The records that follow are to be repeated exactly, with the pictures removed.
──────── Recorded data
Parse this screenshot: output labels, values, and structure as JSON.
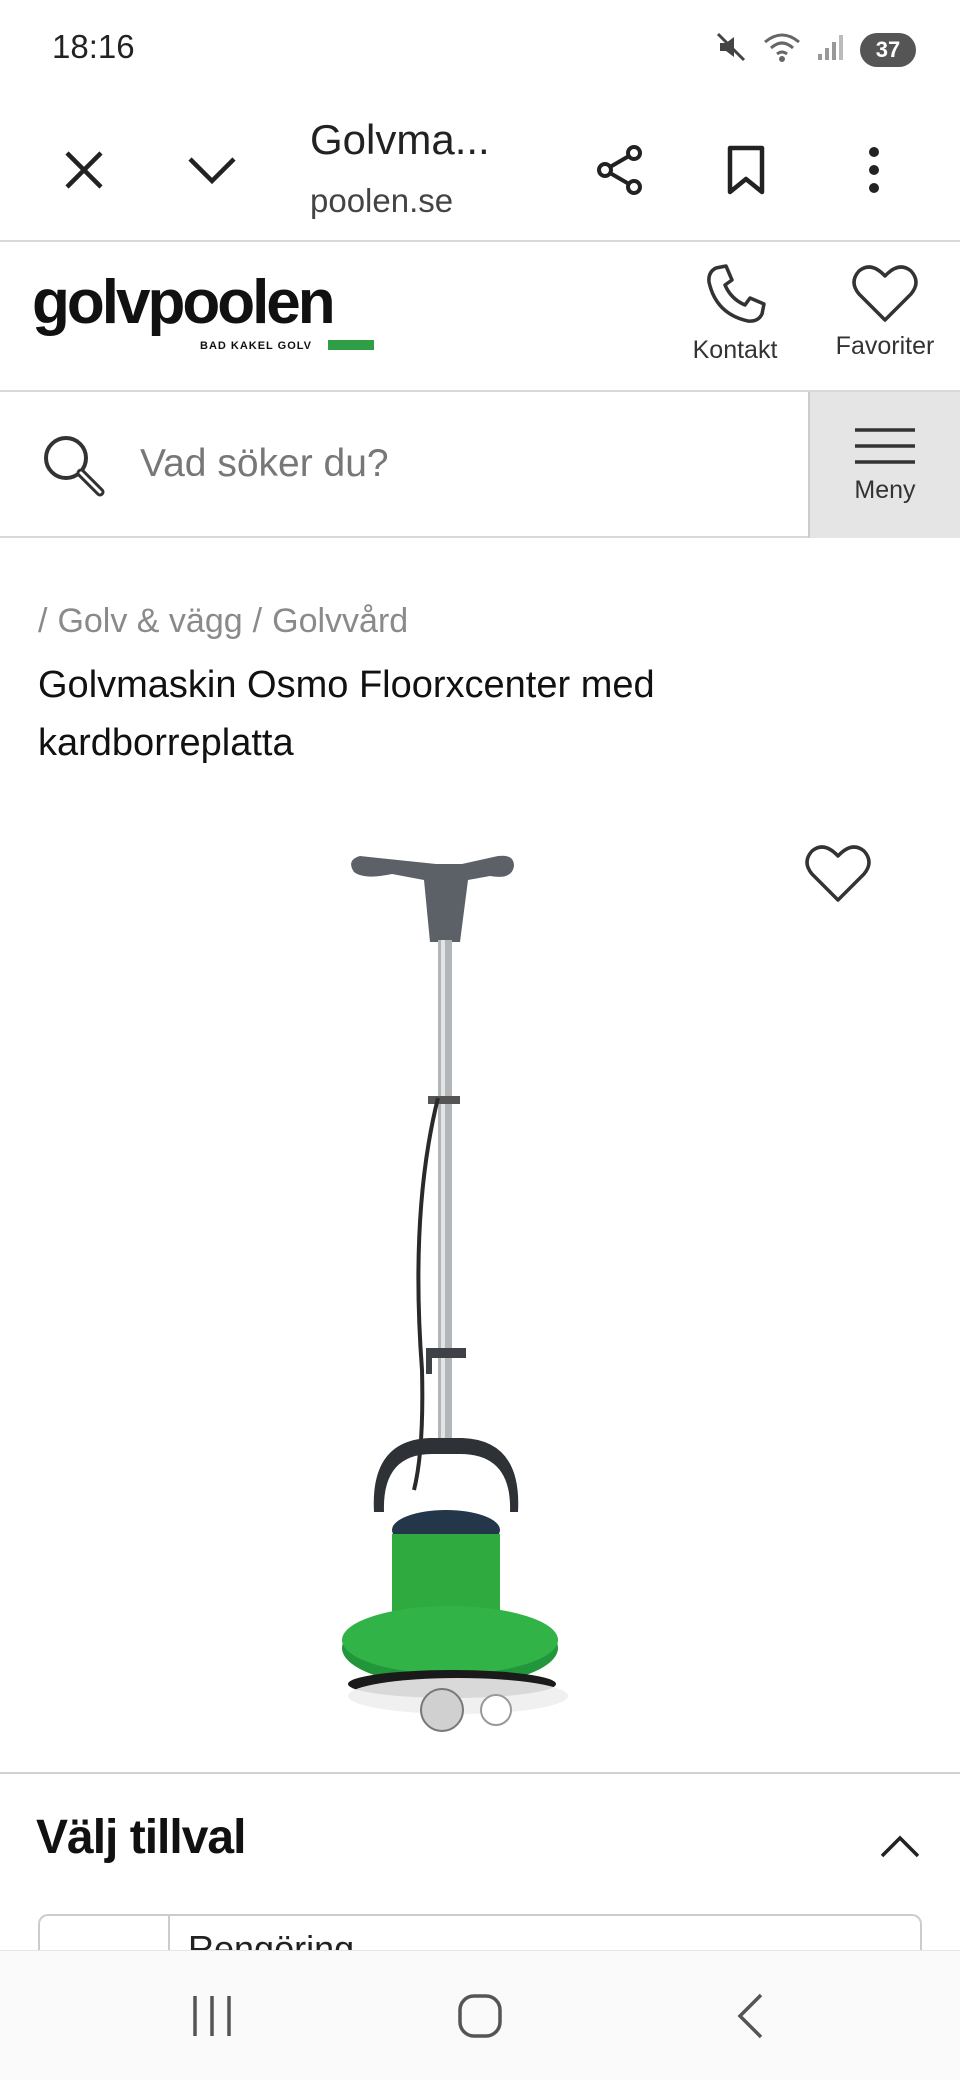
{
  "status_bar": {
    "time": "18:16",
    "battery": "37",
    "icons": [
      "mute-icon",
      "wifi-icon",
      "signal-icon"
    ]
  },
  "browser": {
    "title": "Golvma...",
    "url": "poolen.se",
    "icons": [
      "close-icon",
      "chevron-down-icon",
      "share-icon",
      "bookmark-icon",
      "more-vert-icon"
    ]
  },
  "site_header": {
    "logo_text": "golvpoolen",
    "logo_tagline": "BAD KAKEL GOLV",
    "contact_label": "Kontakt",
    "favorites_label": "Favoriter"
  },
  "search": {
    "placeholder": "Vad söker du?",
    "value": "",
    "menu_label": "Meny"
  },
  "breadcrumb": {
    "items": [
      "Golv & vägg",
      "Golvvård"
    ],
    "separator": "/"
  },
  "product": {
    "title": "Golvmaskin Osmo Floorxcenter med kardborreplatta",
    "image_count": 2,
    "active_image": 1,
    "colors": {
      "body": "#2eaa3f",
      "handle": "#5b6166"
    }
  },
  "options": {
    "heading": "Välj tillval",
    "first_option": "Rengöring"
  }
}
────────────────
### Final answer
Parse this screenshot: output labels, values, and structure as JSON.
{
  "status_bar": {
    "time": "18:16",
    "battery": "37",
    "icons": [
      "mute-icon",
      "wifi-icon",
      "signal-icon"
    ]
  },
  "browser": {
    "title": "Golvma...",
    "url": "poolen.se",
    "icons": [
      "close-icon",
      "chevron-down-icon",
      "share-icon",
      "bookmark-icon",
      "more-vert-icon"
    ]
  },
  "site_header": {
    "logo_text": "golvpoolen",
    "logo_tagline": "BAD KAKEL GOLV",
    "contact_label": "Kontakt",
    "favorites_label": "Favoriter"
  },
  "search": {
    "placeholder": "Vad söker du?",
    "value": "",
    "menu_label": "Meny"
  },
  "breadcrumb": {
    "items": [
      "Golv & vägg",
      "Golvvård"
    ],
    "separator": "/"
  },
  "product": {
    "title": "Golvmaskin Osmo Floorxcenter med kardborreplatta",
    "image_count": 2,
    "active_image": 1,
    "colors": {
      "body": "#2eaa3f",
      "handle": "#5b6166"
    }
  },
  "options": {
    "heading": "Välj tillval",
    "first_option": "Rengöring"
  }
}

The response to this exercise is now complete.